- Written request -
Repeat every line below exactly as it reads.

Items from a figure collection
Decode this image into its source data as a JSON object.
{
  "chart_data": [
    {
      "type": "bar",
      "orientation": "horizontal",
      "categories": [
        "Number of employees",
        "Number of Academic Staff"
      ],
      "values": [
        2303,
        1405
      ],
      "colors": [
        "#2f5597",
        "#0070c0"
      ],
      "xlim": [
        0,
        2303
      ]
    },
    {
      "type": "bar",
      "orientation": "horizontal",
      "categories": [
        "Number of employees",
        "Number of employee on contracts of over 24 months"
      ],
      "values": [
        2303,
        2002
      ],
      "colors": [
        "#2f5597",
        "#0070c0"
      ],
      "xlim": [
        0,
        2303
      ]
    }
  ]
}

- Solution for this exercise -
Decode this image into its source data as a JSON object.
{
  "chart_data": [
    {
      "type": "bar",
      "orientation": "horizontal",
      "categories": [
        "Number of employees",
        "Number of Academic Staff"
      ],
      "values": [
        2303,
        1405
      ],
      "colors": [
        "#2f5597",
        "#0070c0"
      ],
      "xlim": [
        0,
        2303
      ]
    },
    {
      "type": "bar",
      "orientation": "horizontal",
      "categories": [
        "Number of employees",
        "Number of employee on contracts of over 24 months"
      ],
      "values": [
        2303,
        2002
      ],
      "colors": [
        "#2f5597",
        "#0070c0"
      ],
      "xlim": [
        0,
        2303
      ]
    }
  ]
}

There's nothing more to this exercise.